Exercise brief: Return the listing below unchanged, minus its pictures.

START Source information

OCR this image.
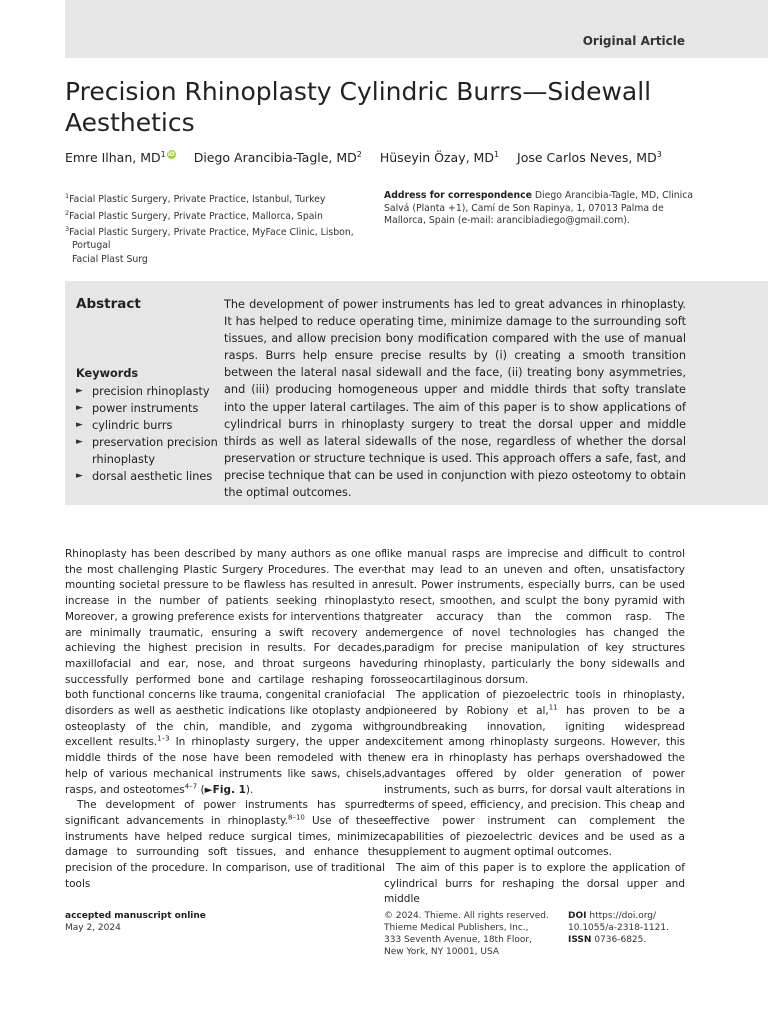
Original Article
Precision Rhinoplasty Cylindric Burrs—Sidewall Aesthetics
Emre Ilhan, $MD^1$ iD Diego Arancibia-Tagle, $MD^2$ Hüseyin Özay, $MD^1$ Jose Carlos Neves, $MD^3$
$^1$Facial Plastic Surgery, Private Practice, Istanbul, Turkey
$^2$Facial Plastic Surgery, Private Practice, Mallorca, Spain
$^3$Facial Plastic Surgery, Private Practice, MyFace Clinic, Lisbon, Portugal
Address for correspondence Diego Arancibia-Tagle, MD, Clinica Salvá (Planta +1), Camí de Son Rapinya, 1, 07013 Palma de Mallorca, Spain (e-mail: arancibiadiego@gmail.com).
Facial Plast Surg
Abstract	The development of power instruments has led to great advances in rhinoplasty. It has helped to reduce operating time, minimize damage to the surrounding soft tissues, and allow precision bony modification compared with the use of manual rasps. Burrs help ensure precise results by (i) creating a smooth transition between the lateral nasal sidewall and the face, (ii) treating bony asymmetries, and (iii) producing homogeneous upper and middle thirds that softy translate into the upper lateral cartilages. The aim of this paper is to show applications of cylindrical burrs in rhinoplasty surgery to treat the dorsal upper and middle thirds as well as lateral sidewalls of the nose, regardless of whether the dorsal preservation or structure technique is used. This approach offers a safe, fast, and precise technique that can be used in conjunction with piezo osteotomy to obtain the optimal outcomes.
Keywords
► precision rhinoplasty
► power instruments
► cylindric burrs
► preservation precision rhinoplasty
► dorsal aesthetic lines

Rhinoplasty has been described by many authors as one of the most challenging Plastic Surgery Procedures. The ever-mounting societal pressure to be flawless has resulted in an increase in the number of patients seeking rhinoplasty. Moreover, a growing preference exists for interventions that are minimally traumatic, ensuring a swift recovery and achieving the highest precision in results. For decades, maxillofacial and ear, nose, and throat surgeons have successfully performed bone and cartilage reshaping for both functional concerns like trauma, congenital craniofacial disorders as well as aesthetic indications like otoplasty and osteoplasty of the chin, mandible, and zygoma with excellent results.$^{1-3}$ In rhinoplasty surgery, the upper and middle thirds of the nose have been remodeled with the help of various mechanical instruments like saws, chisels, rasps, and osteotomes$^{4-7}$ (►Fig. 1).

The development of power instruments has spurred significant advancements in rhinoplasty.$^{8-10}$ Use of these instruments have helped reduce surgical times, minimize damage to surrounding soft tissues, and enhance the precision of the procedure. In comparison, use of traditional tools

like manual rasps are imprecise and difficult to control that may lead to an uneven and often, unsatisfactory result. Power instruments, especially burrs, can be used to resect, smoothen, and sculpt the bony pyramid with greater accuracy than the common rasp. The emergence of novel technologies has changed the paradigm for precise manipulation of key structures during rhinoplasty, particularly the bony sidewalls and osseocartilaginous dorsum.

The application of piezoelectric tools in rhinoplasty, pioneered by Robiony et al,$^{11}$ has proven to be a groundbreaking innovation, igniting widespread excitement among rhinoplasty surgeons. However, this new era in rhinoplasty has perhaps overshadowed the advantages offered by older generation of power instruments, such as burrs, for dorsal vault alterations in terms of speed, efficiency, and precision. This cheap and effective power instrument can complement the capabilities of piezoelectric devices and be used as a supplement to augment optimal outcomes.

The aim of this paper is to explore the application of cylindrical burrs for reshaping the dorsal upper and middle

accepted manuscript online
May 2, 2024
© 2024. Thieme. All rights reserved.
Thieme Medical Publishers, Inc.,
333 Seventh Avenue, 18th Floor,
New York, NY 10001, USA
DOI https://doi.org/
10.1055/a-2318-1121.
ISSN 0736-6825.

END Source information

Exercise result:
OCR this image.
Original Article
Precision Rhinoplasty Cylindric Burrs—Sidewall Aesthetics
Emre Ilhan, $MD^1$ iD Diego Arancibia-Tagle, $MD^2$ Hüseyin Özay, $MD^1$ Jose Carlos Neves, $MD^3$
$^1$Facial Plastic Surgery, Private Practice, Istanbul, Turkey
$^2$Facial Plastic Surgery, Private Practice, Mallorca, Spain
$^3$Facial Plastic Surgery, Private Practice, MyFace Clinic, Lisbon, Portugal
Address for correspondence Diego Arancibia-Tagle, MD, Clinica Salvá (Planta +1), Camí de Son Rapinya, 1, 07013 Palma de Mallorca, Spain (e-mail: arancibiadiego@gmail.com).
Facial Plast Surg
Abstract	The development of power instruments has led to great advances in rhinoplasty. It has helped to reduce operating time, minimize damage to the surrounding soft tissues, and allow precision bony modification compared with the use of manual rasps. Burrs help ensure precise results by (i) creating a smooth transition between the lateral nasal sidewall and the face, (ii) treating bony asymmetries, and (iii) producing homogeneous upper and middle thirds that softy translate into the upper lateral cartilages. The aim of this paper is to show applications of cylindrical burrs in rhinoplasty surgery to treat the dorsal upper and middle thirds as well as lateral sidewalls of the nose, regardless of whether the dorsal preservation or structure technique is used. This approach offers a safe, fast, and precise technique that can be used in conjunction with piezo osteotomy to obtain the optimal outcomes.
Keywords
► precision rhinoplasty
► power instruments
► cylindric burrs
► preservation precision rhinoplasty
► dorsal aesthetic lines

Rhinoplasty has been described by many authors as one of the most challenging Plastic Surgery Procedures. The ever-mounting societal pressure to be flawless has resulted in an increase in the number of patients seeking rhinoplasty. Moreover, a growing preference exists for interventions that are minimally traumatic, ensuring a swift recovery and achieving the highest precision in results. For decades, maxillofacial and ear, nose, and throat surgeons have successfully performed bone and cartilage reshaping for both functional concerns like trauma, congenital craniofacial disorders as well as aesthetic indications like otoplasty and osteoplasty of the chin, mandible, and zygoma with excellent results.$^{1-3}$ In rhinoplasty surgery, the upper and middle thirds of the nose have been remodeled with the help of various mechanical instruments like saws, chisels, rasps, and osteotomes$^{4-7}$ (►Fig. 1).

The development of power instruments has spurred significant advancements in rhinoplasty.$^{8-10}$ Use of these instruments have helped reduce surgical times, minimize damage to surrounding soft tissues, and enhance the precision of the procedure. In comparison, use of traditional tools

like manual rasps are imprecise and difficult to control that may lead to an uneven and often, unsatisfactory result. Power instruments, especially burrs, can be used to resect, smoothen, and sculpt the bony pyramid with greater accuracy than the common rasp. The emergence of novel technologies has changed the paradigm for precise manipulation of key structures during rhinoplasty, particularly the bony sidewalls and osseocartilaginous dorsum.

The application of piezoelectric tools in rhinoplasty, pioneered by Robiony et al,$^{11}$ has proven to be a groundbreaking innovation, igniting widespread excitement among rhinoplasty surgeons. However, this new era in rhinoplasty has perhaps overshadowed the advantages offered by older generation of power instruments, such as burrs, for dorsal vault alterations in terms of speed, efficiency, and precision. This cheap and effective power instrument can complement the capabilities of piezoelectric devices and be used as a supplement to augment optimal outcomes.

The aim of this paper is to explore the application of cylindrical burrs for reshaping the dorsal upper and middle

accepted manuscript online
May 2, 2024
© 2024. Thieme. All rights reserved.
Thieme Medical Publishers, Inc.,
333 Seventh Avenue, 18th Floor,
New York, NY 10001, USA
DOI https://doi.org/
10.1055/a-2318-1121.
ISSN 0736-6825.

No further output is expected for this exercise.